Extrait du document

● ● ● ● ● ● ●

Le 7 janvier 2009, j’avais une réunion avec le service de presse de Canal+, ainsi que mon producteur (Bernard Vaillot et Michel Rager) , Agnès Ravoyard (coproducteur, du CFRT) pour préparer la projection à la presse, prévue le 5 février, à 11 heures.

Dans la foulée, à la demande du service de presse de Canal, j’écrivais une note d’intention et un résumé du film que je mets en ligne dans un prochain message.

Le 19 janvier, le film de 85 minutes a été présenté dans les bureaux de Galaxie à sept représentants d’Amnesty International qui étaient ravis d’avoir bientôt un outil permettant d’expliquer comment l’administration Bush avait violé l’interdiction absolue de torturer, en ouvrant une sinistre boîte de pandore. L’organisation humanitaire qui a été associée à ce film, dès le début, voulait créer un buzz pour que le message circule partout dans le monde.

Aujourd’hui, tout est suspendu, pour des raisons tout à fait étrangères à la qualité du film qui tombe se surcroît en pleine actualité américaine, à la suite de l’élection d’Obama qui s’interroge sur la manière de gérer les huit années de l’administration Bush totalement « hors la loi » du point de vue du droit américain et international, ainsi que le démontre mon film.

Voici comment François Ekchjazer de Télérama résume cette étonnante affaire.

LE FIL TÉLÉVISION – Un déplorable contentieux empêche la diffusion prévue sur Canal+ de “Torture made in USA”, une rigoureuse enquête sur l’usage de la torture par l’administration Bush. Son auteure, Marie-Monique Robin (“Le Monde selon Monsanto”), et le producteur s’en expliquent pour nous.

Quand pourra-t-on enfin voir Torture made in USA de Marie-Monique Robin ? Initialement programmée par Canal+ dans la foulée de l’élection présidentielle américaine, cette vaste enquête sur l’usage de la torture, légitimé par l’administration Bush au nom de la guerre contre le terrorisme, voit sa diffusion suspendue au règlement d’un contentieux d’autant plus dommageable que la journaliste pose dans son film des questions de fond, en prise étroite avec l’actualité. En passe d’être présenté début mars en exclusivité mondiale au Festival du film et forum international sur les droits humains de Genève, le documentaire vient par ailleurs de se voir déprogrammer de cette manifestation à la demande de son producteur, Galaxie Presse, et contre l’avis même de Marie-Monique Robin.

● ● ● ● ● ● ●

Données enregistrées

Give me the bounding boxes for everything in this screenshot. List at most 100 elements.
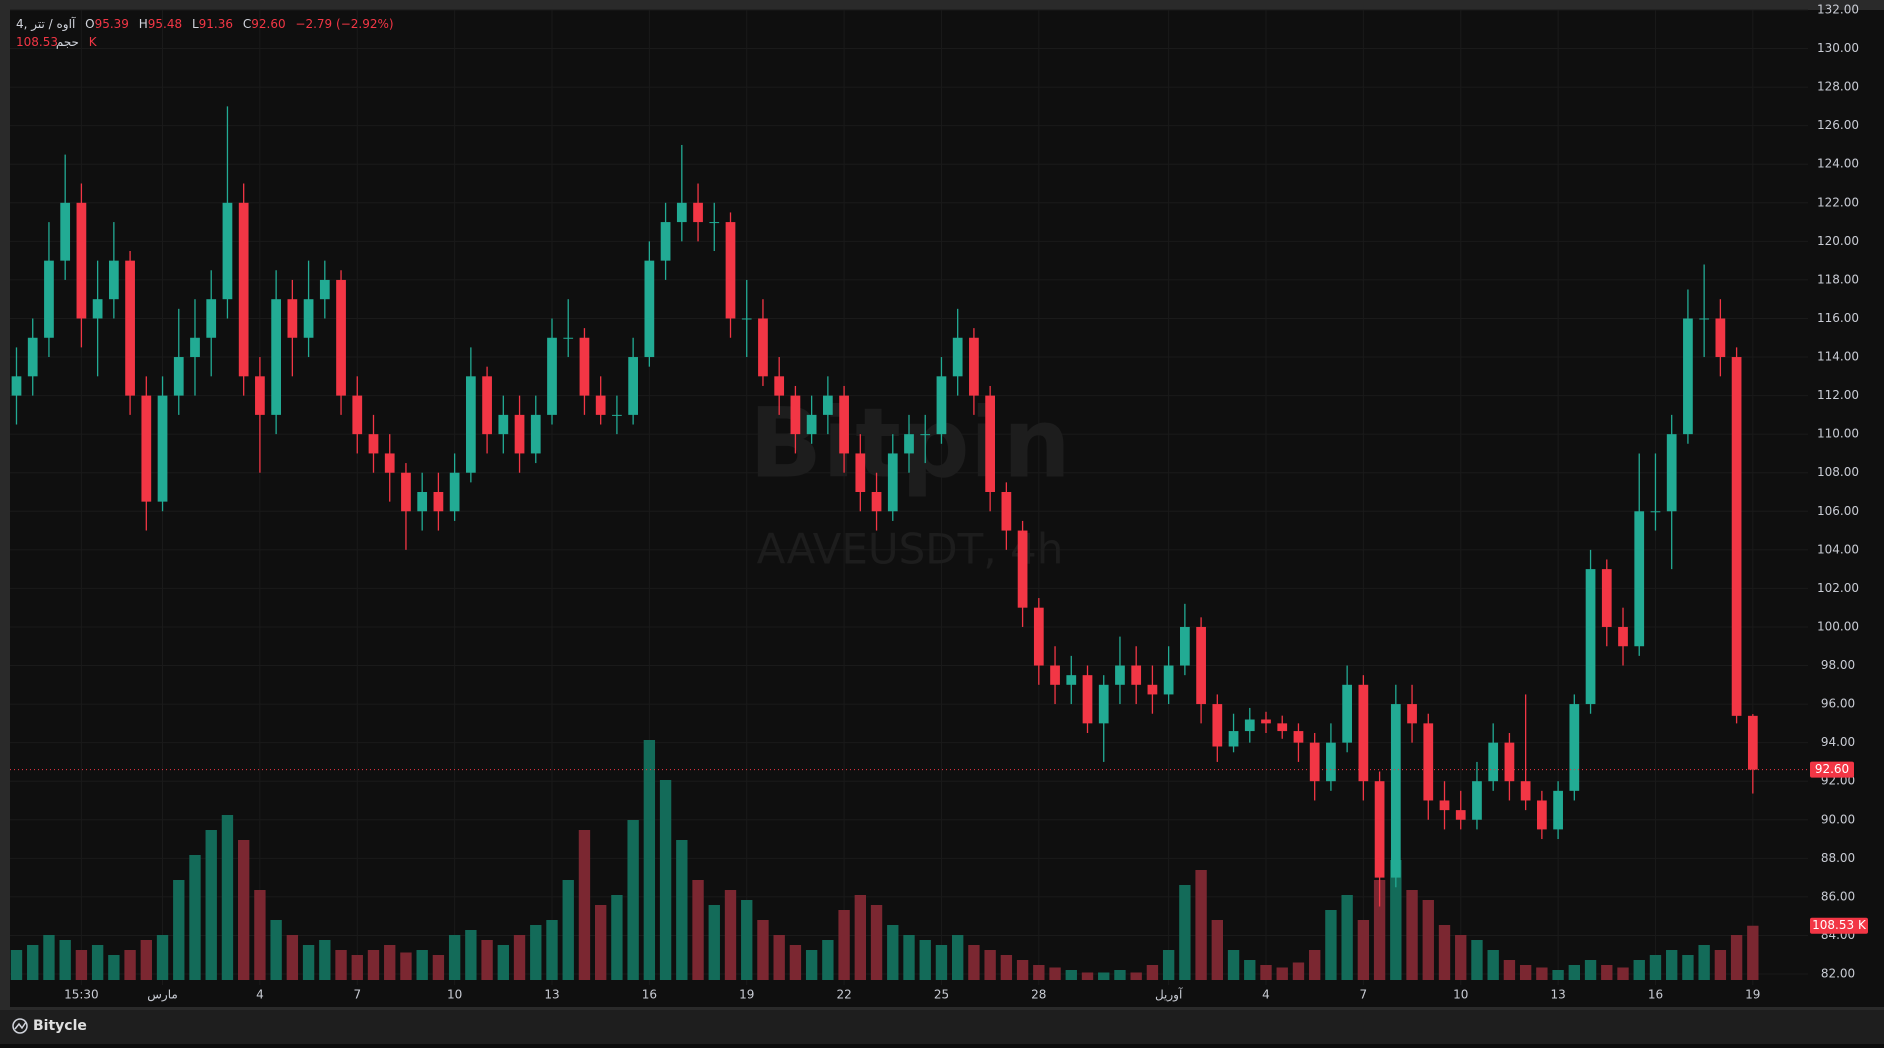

● ● ● ● ● ● ●

Défi 1
Selon l'extrait sur le documentaire « Torture made in USA », quelle est la durée du film présenté le 19 janvier aux représentants d'Amnesty International ?
Défi 2
Réécrivez le passage de l'extrait sur le documentaire allant de « Voici comment François » jusqu'à « expliquent pour nous. », en remplaçant « rigoureuse » par « minutieuse ».
Les lignes forment un matériau indépendant de l'extrait.

Bonne réponse 1
Le film dure 85 minutes.

Bonne réponse 2
Voici comment François Ekchjazer de Télérama résume cette étonnante affaire.

LE FIL TÉLÉVISION – Un déplorable contentieux empêche la diffusion prévue sur Canal+ de “Torture made in USA”, une minutieuse enquête sur l’usage de la torture par l’administration Bush. Son auteure, Marie-Monique Robin (“Le Monde selon Monsanto”), et le producteur s’en expliquent pour nous.